*** DATASET RECORDS ***

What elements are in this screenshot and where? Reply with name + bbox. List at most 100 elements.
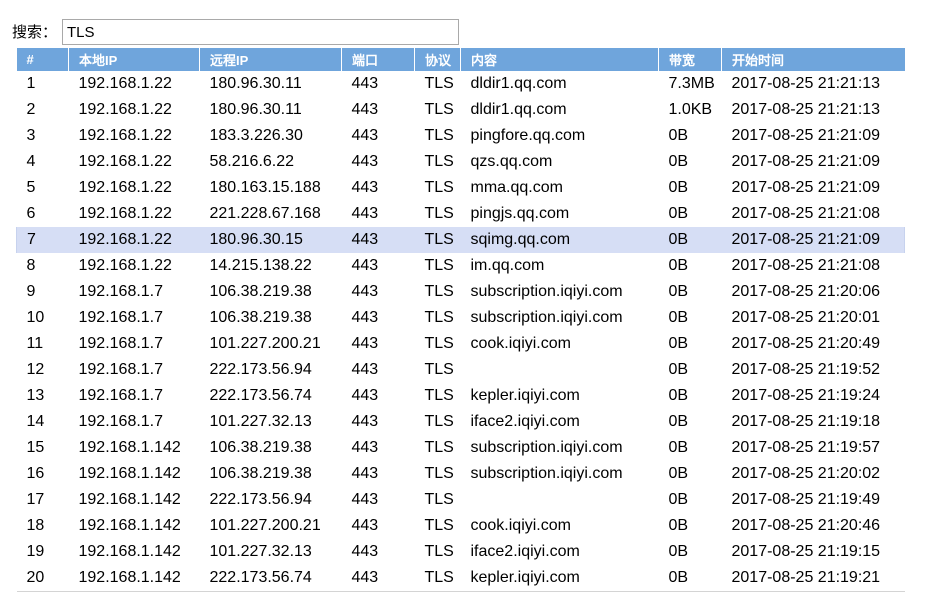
content-cell: sqimg.qq.com — [460, 227, 659, 253]
column-header-remote-ip[interactable]: 远程IP — [199, 48, 342, 71]
row-index-cell: 6 — [26, 205, 36, 222]
column-header-content[interactable]: 内容 — [460, 48, 659, 71]
table-row[interactable]: 11 192.168.1.7 101.227.200.21 443 TLS cook.iq… — [17, 331, 905, 357]
table-row[interactable]: 15 192.168.1.142 106.38.219.38 443 TLS subscr… — [17, 435, 905, 461]
content-cell: qzs.qq.com — [470, 153, 553, 170]
remote-ip-cell: 222.173.56.74 — [209, 387, 312, 404]
port-cell: 443 — [351, 413, 379, 430]
protocol-cell: TLS — [424, 101, 454, 118]
table-row[interactable]: 17 192.168.1.142 222.173.56.94 443 TLS 0B 2017… — [17, 487, 905, 513]
column-header-index[interactable]: # — [16, 48, 69, 71]
table-row[interactable]: 16 192.168.1.142 106.38.219.38 443 TLS subscr… — [17, 461, 905, 487]
start-time-cell: 2017-08-25 21:21:09 — [731, 179, 881, 196]
search-bar: 搜索： — [12, 19, 459, 45]
bandwidth-cell: 0B — [668, 205, 689, 222]
bandwidth-cell: 0B — [668, 361, 689, 378]
remote-ip-cell: 180.96.30.11 — [209, 101, 302, 118]
table-row[interactable]: 4 192.168.1.22 58.216.6.22 443 TLS qzs.qq.com… — [17, 149, 905, 175]
remote-ip-cell: 180.96.30.11 — [209, 75, 302, 92]
start-time-cell: 2017-08-25 21:19:52 — [731, 361, 881, 378]
row-index-cell: 10 — [26, 309, 45, 326]
port-cell: 443 — [351, 179, 379, 196]
port-cell: 443 — [351, 543, 379, 560]
local-ip-cell: 192.168.1.7 — [78, 387, 164, 404]
local-ip-cell: 192.168.1.142 — [78, 517, 181, 534]
local-ip-cell: 192.168.1.22 — [78, 101, 172, 118]
column-header-bandwidth[interactable]: 带宽 — [658, 48, 722, 71]
start-time-cell: 2017-08-25 21:19:24 — [731, 387, 881, 404]
start-time-cell: 2017-08-25 21:21:09 — [731, 127, 881, 144]
table-row[interactable]: 12 192.168.1.7 222.173.56.94 443 TLS 0B 2017-0… — [17, 357, 905, 383]
bandwidth-cell: 0B — [668, 257, 689, 274]
start-time-cell: 2017-08-25 21:19:21 — [731, 569, 881, 586]
table-row[interactable]: 3 192.168.1.22 183.3.226.30 443 TLS pingfore.… — [17, 123, 905, 149]
remote-ip-cell: 101.227.200.21 — [209, 335, 321, 352]
port-cell: 443 — [351, 205, 379, 222]
content-cell: im.qq.com — [470, 257, 545, 274]
bandwidth-cell: 0B — [668, 569, 689, 586]
table-header-row: # 本地IP 远程IP 端口 协议 内容 带宽 开始时间 — [16, 48, 905, 71]
content-cell — [461, 357, 659, 383]
local-ip-cell: 192.168.1.22 — [78, 153, 172, 170]
table-row[interactable]: 20 192.168.1.142 222.173.56.74 443 TLS kepler… — [17, 565, 905, 592]
bandwidth-cell: 0B — [668, 465, 689, 482]
content-cell: dldir1.qq.com — [470, 101, 567, 118]
table-row[interactable]: 19 192.168.1.142 101.227.32.13 443 TLS iface2… — [17, 539, 905, 565]
row-index-cell: 3 — [26, 127, 36, 144]
table-row[interactable]: 7 192.168.1.22 180.96.30.15 443 TLS sqimg.qq.… — [16, 227, 905, 253]
table-row[interactable]: 8 192.168.1.22 14.215.138.22 443 TLS im.qq.co… — [17, 253, 905, 279]
bandwidth-cell: 0B — [668, 153, 689, 170]
remote-ip-cell: 106.38.219.38 — [209, 283, 312, 300]
protocol-cell: TLS — [424, 465, 454, 482]
start-time-cell: 2017-08-25 21:21:13 — [731, 101, 881, 118]
table-row[interactable]: 1 192.168.1.22 180.96.30.11 443 TLS dldir1.qq… — [17, 71, 905, 97]
content-cell: subscription.iqiyi.com — [470, 283, 623, 300]
local-ip-cell: 192.168.1.22 — [78, 205, 172, 222]
row-index-cell: 9 — [26, 283, 36, 300]
protocol-cell: TLS — [424, 491, 454, 508]
protocol-cell: TLS — [424, 569, 454, 586]
column-header-port[interactable]: 端口 — [341, 48, 415, 71]
protocol-cell: TLS — [424, 439, 454, 456]
protocol-cell: TLS — [424, 335, 454, 352]
start-time-cell: 2017-08-25 21:19:57 — [731, 439, 881, 456]
port-cell: 443 — [351, 361, 379, 378]
table-row[interactable]: 9 192.168.1.7 106.38.219.38 443 TLS subscript… — [17, 279, 905, 305]
bandwidth-cell: 0B — [668, 439, 689, 456]
content-cell: iface2.iqiyi.com — [470, 543, 580, 560]
start-time-cell: 2017-08-25 21:20:01 — [731, 309, 881, 326]
local-ip-cell: 192.168.1.7 — [78, 283, 164, 300]
table-row[interactable]: 13 192.168.1.7 222.173.56.74 443 TLS kepler.i… — [17, 383, 905, 409]
remote-ip-cell: 222.173.56.94 — [209, 361, 312, 378]
protocol-cell: TLS — [424, 543, 454, 560]
table-row[interactable]: 5 192.168.1.22 180.163.15.188 443 TLS mma.qq.… — [17, 175, 905, 201]
table-body: 1 192.168.1.22 180.96.30.11 443 TLS dldir1.qq… — [16, 71, 905, 592]
remote-ip-cell: 221.228.67.168 — [209, 205, 321, 222]
port-cell: 443 — [351, 127, 379, 144]
remote-ip-cell: 180.163.15.188 — [209, 179, 321, 196]
column-header-local-ip[interactable]: 本地IP — [68, 48, 200, 71]
local-ip-cell: 192.168.1.22 — [78, 75, 172, 92]
local-ip-cell: 192.168.1.7 — [78, 361, 164, 378]
table-row[interactable]: 14 192.168.1.7 101.227.32.13 443 TLS iface2.i… — [17, 409, 905, 435]
column-header-start-time[interactable]: 开始时间 — [721, 48, 905, 71]
table-row[interactable]: 6 192.168.1.22 221.228.67.168 443 TLS pingjs.… — [17, 201, 905, 227]
row-index-cell: 7 — [16, 227, 69, 253]
row-index-cell: 11 — [26, 335, 44, 352]
port-cell: 443 — [351, 491, 379, 508]
row-index-cell: 18 — [26, 517, 45, 534]
row-index-cell: 17 — [26, 491, 45, 508]
search-input[interactable] — [62, 19, 459, 45]
content-cell: kepler.iqiyi.com — [470, 387, 580, 404]
port-cell: 443 — [351, 569, 379, 586]
table-row[interactable]: 2 192.168.1.22 180.96.30.11 443 TLS dldir1.qq… — [17, 97, 905, 123]
column-header-protocol[interactable]: 协议 — [414, 48, 461, 71]
row-index-cell: 15 — [26, 439, 45, 456]
table-row[interactable]: 10 192.168.1.7 106.38.219.38 443 TLS subscrip… — [17, 305, 905, 331]
start-time-cell: 2017-08-25 21:20:02 — [731, 465, 881, 482]
local-ip-cell: 192.168.1.142 — [78, 569, 181, 586]
remote-ip-cell: 106.38.219.38 — [209, 465, 312, 482]
row-index-cell: 1 — [26, 75, 36, 92]
table-row[interactable]: 18 192.168.1.142 101.227.200.21 443 TLS cook.… — [17, 513, 905, 539]
protocol-cell: TLS — [424, 127, 454, 144]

***

(YOUR TASK)
Rewrite all of the data above as a Markdown table with the columns "Row" and "Line." Give each non-blank line its own numbered row, and omit the pictures.

(RESPONSE)
| Row | Line |
|---|---|
| 1 | What elements are in this screenshot and where? Reply with name + bbox. List at most 100 elements. |
| 2 | content-cell: sqimg.qq.com — [460, 227, 659, 253] |
| 3 | column-header-remote-ip[interactable]: 远程IP — [199, 48, 342, 71] |
| 4 | row-index-cell: 6 — [26, 205, 36, 222] |
| 5 | column-header-content[interactable]: 内容 — [460, 48, 659, 71] |
| 6 | table-row[interactable]: 11 192.168.1.7 101.227.200.21 443 TLS cook.iq… — [17, 331, 905, 357] |
| 7 | table-row[interactable]: 15 192.168.1.142 106.38.219.38 443 TLS subscr… — [17, 435, 905, 461] |
| 8 | content-cell: qzs.qq.com — [470, 153, 553, 170] |
| 9 | remote-ip-cell: 222.173.56.74 — [209, 387, 312, 404] |
| 10 | port-cell: 443 — [351, 413, 379, 430] |
| 11 | protocol-cell: TLS — [424, 101, 454, 118] |
| 12 | table-row[interactable]: 17 192.168.1.142 222.173.56.94 443 TLS 0B 2017… — [17, 487, 905, 513] |
| 13 | column-header-index[interactable]: # — [16, 48, 69, 71] |
| 14 | table-row[interactable]: 16 192.168.1.142 106.38.219.38 443 TLS subscr… — [17, 461, 905, 487] |
| 15 | start-time-cell: 2017-08-25 21:21:09 — [731, 179, 881, 196] |
| 16 | search-bar: 搜索： — [12, 19, 459, 45] |
| 17 | bandwidth-cell: 0B — [668, 205, 689, 222] |
| 18 | bandwidth-cell: 0B — [668, 361, 689, 378] |
| 19 | remote-ip-cell: 180.96.30.11 — [209, 101, 302, 118] |
| 20 | table-row[interactable]: 4 192.168.1.22 58.216.6.22 443 TLS qzs.qq.com… — [17, 149, 905, 175] |
| 21 | remote-ip-cell: 180.96.30.11 — [209, 75, 302, 92] |
| 22 | start-time-cell: 2017-08-25 21:19:52 — [731, 361, 881, 378] |
| 23 | row-index-cell: 10 — [26, 309, 45, 326] |
| 24 | port-cell: 443 — [351, 179, 379, 196] |
| 25 | port-cell: 443 — [351, 543, 379, 560] |
| 26 | local-ip-cell: 192.168.1.7 — [78, 387, 164, 404] |
| 27 | local-ip-cell: 192.168.1.142 — [78, 517, 181, 534] |
| 28 | local-ip-cell: 192.168.1.22 — [78, 101, 172, 118] |
| 29 | column-header-bandwidth[interactable]: 带宽 — [658, 48, 722, 71] |
| 30 | start-time-cell: 2017-08-25 21:19:24 — [731, 387, 881, 404] |
| 31 | start-time-cell: 2017-08-25 21:21:09 — [731, 127, 881, 144] |
| 32 | table-row[interactable]: 12 192.168.1.7 222.173.56.94 443 TLS 0B 2017-0… — [17, 357, 905, 383] |
| 33 | bandwidth-cell: 0B — [668, 257, 689, 274] |
| 34 | start-time-cell: 2017-08-25 21:19:21 — [731, 569, 881, 586] |
| 35 | table-row[interactable]: 3 192.168.1.22 183.3.226.30 443 TLS pingfore.… — [17, 123, 905, 149] |
| 36 | remote-ip-cell: 101.227.200.21 — [209, 335, 321, 352] |
| 37 | port-cell: 443 — [351, 205, 379, 222] |
| 38 | content-cell: im.qq.com — [470, 257, 545, 274] |
| 39 | bandwidth-cell: 0B — [668, 569, 689, 586] |
| 40 | table-header-row: # 本地IP 远程IP 端口 协议 内容 带宽 开始时间 — [16, 48, 905, 71] |
| 41 | content-cell — [461, 357, 659, 383] |
| 42 | local-ip-cell: 192.168.1.22 — [78, 153, 172, 170] |
| 43 | table-row[interactable]: 20 192.168.1.142 222.173.56.74 443 TLS kepler… — [17, 565, 905, 592] |
| 44 | bandwidth-cell: 0B — [668, 465, 689, 482] |
| 45 | content-cell: dldir1.qq.com — [470, 101, 567, 118] |
| 46 | table-row[interactable]: 19 192.168.1.142 101.227.32.13 443 TLS iface2… — [17, 539, 905, 565] |
| 47 | row-index-cell: 3 — [26, 127, 36, 144] |
| 48 | table-row[interactable]: 7 192.168.1.22 180.96.30.15 443 TLS sqimg.qq.… — [16, 227, 905, 253] |
| 49 | table-row[interactable]: 8 192.168.1.22 14.215.138.22 443 TLS im.qq.co… — [17, 253, 905, 279] |
| 50 | bandwidth-cell: 0B — [668, 153, 689, 170] |
| 51 | remote-ip-cell: 106.38.219.38 — [209, 283, 312, 300] |
| 52 | protocol-cell: TLS — [424, 465, 454, 482] |
| 53 | start-time-cell: 2017-08-25 21:21:13 — [731, 101, 881, 118] |
| 54 | table-row[interactable]: 1 192.168.1.22 180.96.30.11 443 TLS dldir1.qq… — [17, 71, 905, 97] |
| 55 | content-cell: subscription.iqiyi.com — [470, 283, 623, 300] |
| 56 | local-ip-cell: 192.168.1.22 — [78, 205, 172, 222] |
| 57 | row-index-cell: 9 — [26, 283, 36, 300] |
| 58 | protocol-cell: TLS — [424, 491, 454, 508] |
| 59 | protocol-cell: TLS — [424, 569, 454, 586] |
| 60 | column-header-port[interactable]: 端口 — [341, 48, 415, 71] |
| 61 | protocol-cell: TLS — [424, 439, 454, 456] |
| 62 | protocol-cell: TLS — [424, 335, 454, 352] |
| 63 | start-time-cell: 2017-08-25 21:19:57 — [731, 439, 881, 456] |
| 64 | port-cell: 443 — [351, 361, 379, 378] |
| 65 | table-row[interactable]: 9 192.168.1.7 106.38.219.38 443 TLS subscript… — [17, 279, 905, 305] |
| 66 | bandwidth-cell: 0B — [668, 439, 689, 456] |
| 67 | content-cell: iface2.iqiyi.com — [470, 543, 580, 560] |
| 68 | start-time-cell: 2017-08-25 21:20:01 — [731, 309, 881, 326] |
| 69 | local-ip-cell: 192.168.1.7 — [78, 283, 164, 300] |
| 70 | table-row[interactable]: 13 192.168.1.7 222.173.56.74 443 TLS kepler.i… — [17, 383, 905, 409] |
| 71 | remote-ip-cell: 222.173.56.94 — [209, 361, 312, 378] |
| 72 | protocol-cell: TLS — [424, 543, 454, 560] |
| 73 | table-row[interactable]: 5 192.168.1.22 180.163.15.188 443 TLS mma.qq.… — [17, 175, 905, 201] |
| 74 | table-body: 1 192.168.1.22 180.96.30.11 443 TLS dldir1.qq… — [16, 71, 905, 592] |
| 75 | remote-ip-cell: 221.228.67.168 — [209, 205, 321, 222] |
| 76 | port-cell: 443 — [351, 127, 379, 144] |
| 77 | remote-ip-cell: 180.163.15.188 — [209, 179, 321, 196] |
| 78 | column-header-local-ip[interactable]: 本地IP — [68, 48, 200, 71] |
| 79 | local-ip-cell: 192.168.1.22 — [78, 75, 172, 92] |
| 80 | local-ip-cell: 192.168.1.7 — [78, 361, 164, 378] |
| 81 | table-row[interactable]: 14 192.168.1.7 101.227.32.13 443 TLS iface2.i… — [17, 409, 905, 435] |
| 82 | column-header-start-time[interactable]: 开始时间 — [721, 48, 905, 71] |
| 83 | table-row[interactable]: 6 192.168.1.22 221.228.67.168 443 TLS pingjs.… — [17, 201, 905, 227] |
| 84 | row-index-cell: 7 — [16, 227, 69, 253] |
| 85 | row-index-cell: 11 — [26, 335, 44, 352] |
| 86 | port-cell: 443 — [351, 491, 379, 508] |
| 87 | row-index-cell: 18 — [26, 517, 45, 534] |
| 88 | row-index-cell: 17 — [26, 491, 45, 508] |
| 89 | search-input[interactable] — [62, 19, 459, 45] |
| 90 | content-cell: kepler.iqiyi.com — [470, 387, 580, 404] |
| 91 | port-cell: 443 — [351, 569, 379, 586] |
| 92 | table-row[interactable]: 2 192.168.1.22 180.96.30.11 443 TLS dldir1.qq… — [17, 97, 905, 123] |
| 93 | column-header-protocol[interactable]: 协议 — [414, 48, 461, 71] |
| 94 | row-index-cell: 15 — [26, 439, 45, 456] |
| 95 | table-row[interactable]: 10 192.168.1.7 106.38.219.38 443 TLS subscrip… — [17, 305, 905, 331] |
| 96 | start-time-cell: 2017-08-25 21:20:02 — [731, 465, 881, 482] |
| 97 | local-ip-cell: 192.168.1.142 — [78, 569, 181, 586] |
| 98 | remote-ip-cell: 106.38.219.38 — [209, 465, 312, 482] |
| 99 | row-index-cell: 1 — [26, 75, 36, 92] |
| 100 | table-row[interactable]: 18 192.168.1.142 101.227.200.21 443 TLS cook.… — [17, 513, 905, 539] |
| 101 | protocol-cell: TLS — [424, 127, 454, 144] |